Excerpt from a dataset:
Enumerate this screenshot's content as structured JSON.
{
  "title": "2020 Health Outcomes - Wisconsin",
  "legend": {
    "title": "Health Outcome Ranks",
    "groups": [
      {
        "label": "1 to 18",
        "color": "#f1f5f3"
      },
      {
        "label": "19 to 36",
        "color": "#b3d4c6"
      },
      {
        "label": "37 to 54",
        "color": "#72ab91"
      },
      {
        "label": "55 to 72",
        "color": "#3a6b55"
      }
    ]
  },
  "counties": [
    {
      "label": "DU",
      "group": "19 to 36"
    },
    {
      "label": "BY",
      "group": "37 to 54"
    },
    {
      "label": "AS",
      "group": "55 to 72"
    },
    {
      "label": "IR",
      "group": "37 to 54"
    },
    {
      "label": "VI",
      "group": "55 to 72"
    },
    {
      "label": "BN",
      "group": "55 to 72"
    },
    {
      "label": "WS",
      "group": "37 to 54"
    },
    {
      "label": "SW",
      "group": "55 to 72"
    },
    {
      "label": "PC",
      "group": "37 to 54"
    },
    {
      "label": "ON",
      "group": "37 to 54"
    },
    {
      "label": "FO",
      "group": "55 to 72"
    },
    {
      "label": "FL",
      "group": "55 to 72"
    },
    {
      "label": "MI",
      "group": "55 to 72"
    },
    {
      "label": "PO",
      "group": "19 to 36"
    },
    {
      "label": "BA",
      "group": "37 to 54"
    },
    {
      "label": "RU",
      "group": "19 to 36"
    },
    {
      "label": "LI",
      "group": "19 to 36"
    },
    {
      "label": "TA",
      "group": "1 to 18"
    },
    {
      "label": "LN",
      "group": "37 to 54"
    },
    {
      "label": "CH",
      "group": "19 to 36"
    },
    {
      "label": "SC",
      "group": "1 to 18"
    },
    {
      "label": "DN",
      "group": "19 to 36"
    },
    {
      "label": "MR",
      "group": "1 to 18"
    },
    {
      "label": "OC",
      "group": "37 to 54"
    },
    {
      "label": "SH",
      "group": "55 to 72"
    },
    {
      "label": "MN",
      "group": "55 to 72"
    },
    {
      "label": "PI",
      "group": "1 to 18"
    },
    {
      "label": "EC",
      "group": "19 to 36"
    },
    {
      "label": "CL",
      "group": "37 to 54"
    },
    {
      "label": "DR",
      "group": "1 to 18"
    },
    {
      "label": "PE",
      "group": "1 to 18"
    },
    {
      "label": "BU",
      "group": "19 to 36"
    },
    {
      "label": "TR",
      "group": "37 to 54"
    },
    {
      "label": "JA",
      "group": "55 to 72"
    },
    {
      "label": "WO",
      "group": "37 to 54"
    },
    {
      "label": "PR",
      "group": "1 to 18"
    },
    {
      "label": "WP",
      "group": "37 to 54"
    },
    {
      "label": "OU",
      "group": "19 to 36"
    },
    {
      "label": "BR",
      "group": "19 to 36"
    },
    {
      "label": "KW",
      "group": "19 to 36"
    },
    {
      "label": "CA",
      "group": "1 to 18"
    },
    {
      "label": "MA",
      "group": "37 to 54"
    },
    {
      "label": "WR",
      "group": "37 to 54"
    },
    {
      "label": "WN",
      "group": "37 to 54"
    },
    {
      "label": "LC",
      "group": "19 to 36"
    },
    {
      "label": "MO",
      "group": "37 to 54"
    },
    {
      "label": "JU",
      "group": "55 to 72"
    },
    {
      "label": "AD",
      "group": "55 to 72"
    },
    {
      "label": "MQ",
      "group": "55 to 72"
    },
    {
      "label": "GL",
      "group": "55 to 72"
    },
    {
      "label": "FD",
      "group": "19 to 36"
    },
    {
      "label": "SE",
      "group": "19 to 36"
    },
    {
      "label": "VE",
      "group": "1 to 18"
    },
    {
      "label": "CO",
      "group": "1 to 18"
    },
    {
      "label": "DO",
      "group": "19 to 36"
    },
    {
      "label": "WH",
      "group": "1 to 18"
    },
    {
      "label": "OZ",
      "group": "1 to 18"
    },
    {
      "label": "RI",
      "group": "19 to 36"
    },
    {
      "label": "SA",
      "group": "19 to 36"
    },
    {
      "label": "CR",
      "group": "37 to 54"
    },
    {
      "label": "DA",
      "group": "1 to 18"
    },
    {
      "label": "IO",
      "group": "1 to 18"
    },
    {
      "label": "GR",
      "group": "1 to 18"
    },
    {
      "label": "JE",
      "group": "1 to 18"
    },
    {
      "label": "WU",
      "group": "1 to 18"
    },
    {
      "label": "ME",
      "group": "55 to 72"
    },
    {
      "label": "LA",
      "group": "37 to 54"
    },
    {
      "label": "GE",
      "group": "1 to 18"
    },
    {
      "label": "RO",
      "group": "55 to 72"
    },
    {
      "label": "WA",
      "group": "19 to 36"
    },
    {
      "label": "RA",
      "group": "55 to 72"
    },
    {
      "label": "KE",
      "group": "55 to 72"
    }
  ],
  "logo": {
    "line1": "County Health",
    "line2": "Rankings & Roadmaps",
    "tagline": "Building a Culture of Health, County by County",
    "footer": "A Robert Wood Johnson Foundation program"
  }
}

## [Given instruction]
Your task is to retype all of the records exactly.

## [Solution]
Enumerate this screenshot's content as structured JSON.
{
  "title": "2020 Health Outcomes - Wisconsin",
  "legend": {
    "title": "Health Outcome Ranks",
    "groups": [
      {
        "label": "1 to 18",
        "color": "#f1f5f3"
      },
      {
        "label": "19 to 36",
        "color": "#b3d4c6"
      },
      {
        "label": "37 to 54",
        "color": "#72ab91"
      },
      {
        "label": "55 to 72",
        "color": "#3a6b55"
      }
    ]
  },
  "counties": [
    {
      "label": "DU",
      "group": "19 to 36"
    },
    {
      "label": "BY",
      "group": "37 to 54"
    },
    {
      "label": "AS",
      "group": "55 to 72"
    },
    {
      "label": "IR",
      "group": "37 to 54"
    },
    {
      "label": "VI",
      "group": "55 to 72"
    },
    {
      "label": "BN",
      "group": "55 to 72"
    },
    {
      "label": "WS",
      "group": "37 to 54"
    },
    {
      "label": "SW",
      "group": "55 to 72"
    },
    {
      "label": "PC",
      "group": "37 to 54"
    },
    {
      "label": "ON",
      "group": "37 to 54"
    },
    {
      "label": "FO",
      "group": "55 to 72"
    },
    {
      "label": "FL",
      "group": "55 to 72"
    },
    {
      "label": "MI",
      "group": "55 to 72"
    },
    {
      "label": "PO",
      "group": "19 to 36"
    },
    {
      "label": "BA",
      "group": "37 to 54"
    },
    {
      "label": "RU",
      "group": "19 to 36"
    },
    {
      "label": "LI",
      "group": "19 to 36"
    },
    {
      "label": "TA",
      "group": "1 to 18"
    },
    {
      "label": "LN",
      "group": "37 to 54"
    },
    {
      "label": "CH",
      "group": "19 to 36"
    },
    {
      "label": "SC",
      "group": "1 to 18"
    },
    {
      "label": "DN",
      "group": "19 to 36"
    },
    {
      "label": "MR",
      "group": "1 to 18"
    },
    {
      "label": "OC",
      "group": "37 to 54"
    },
    {
      "label": "SH",
      "group": "55 to 72"
    },
    {
      "label": "MN",
      "group": "55 to 72"
    },
    {
      "label": "PI",
      "group": "1 to 18"
    },
    {
      "label": "EC",
      "group": "19 to 36"
    },
    {
      "label": "CL",
      "group": "37 to 54"
    },
    {
      "label": "DR",
      "group": "1 to 18"
    },
    {
      "label": "PE",
      "group": "1 to 18"
    },
    {
      "label": "BU",
      "group": "19 to 36"
    },
    {
      "label": "TR",
      "group": "37 to 54"
    },
    {
      "label": "JA",
      "group": "55 to 72"
    },
    {
      "label": "WO",
      "group": "37 to 54"
    },
    {
      "label": "PR",
      "group": "1 to 18"
    },
    {
      "label": "WP",
      "group": "37 to 54"
    },
    {
      "label": "OU",
      "group": "19 to 36"
    },
    {
      "label": "BR",
      "group": "19 to 36"
    },
    {
      "label": "KW",
      "group": "19 to 36"
    },
    {
      "label": "CA",
      "group": "1 to 18"
    },
    {
      "label": "MA",
      "group": "37 to 54"
    },
    {
      "label": "WR",
      "group": "37 to 54"
    },
    {
      "label": "WN",
      "group": "37 to 54"
    },
    {
      "label": "LC",
      "group": "19 to 36"
    },
    {
      "label": "MO",
      "group": "37 to 54"
    },
    {
      "label": "JU",
      "group": "55 to 72"
    },
    {
      "label": "AD",
      "group": "55 to 72"
    },
    {
      "label": "MQ",
      "group": "55 to 72"
    },
    {
      "label": "GL",
      "group": "55 to 72"
    },
    {
      "label": "FD",
      "group": "19 to 36"
    },
    {
      "label": "SE",
      "group": "19 to 36"
    },
    {
      "label": "VE",
      "group": "1 to 18"
    },
    {
      "label": "CO",
      "group": "1 to 18"
    },
    {
      "label": "DO",
      "group": "19 to 36"
    },
    {
      "label": "WH",
      "group": "1 to 18"
    },
    {
      "label": "OZ",
      "group": "1 to 18"
    },
    {
      "label": "RI",
      "group": "19 to 36"
    },
    {
      "label": "SA",
      "group": "19 to 36"
    },
    {
      "label": "CR",
      "group": "37 to 54"
    },
    {
      "label": "DA",
      "group": "1 to 18"
    },
    {
      "label": "IO",
      "group": "1 to 18"
    },
    {
      "label": "GR",
      "group": "1 to 18"
    },
    {
      "label": "JE",
      "group": "1 to 18"
    },
    {
      "label": "WU",
      "group": "1 to 18"
    },
    {
      "label": "ME",
      "group": "55 to 72"
    },
    {
      "label": "LA",
      "group": "37 to 54"
    },
    {
      "label": "GE",
      "group": "1 to 18"
    },
    {
      "label": "RO",
      "group": "55 to 72"
    },
    {
      "label": "WA",
      "group": "19 to 36"
    },
    {
      "label": "RA",
      "group": "55 to 72"
    },
    {
      "label": "KE",
      "group": "55 to 72"
    }
  ],
  "logo": {
    "line1": "County Health",
    "line2": "Rankings & Roadmaps",
    "tagline": "Building a Culture of Health, County by County",
    "footer": "A Robert Wood Johnson Foundation program"
  }
}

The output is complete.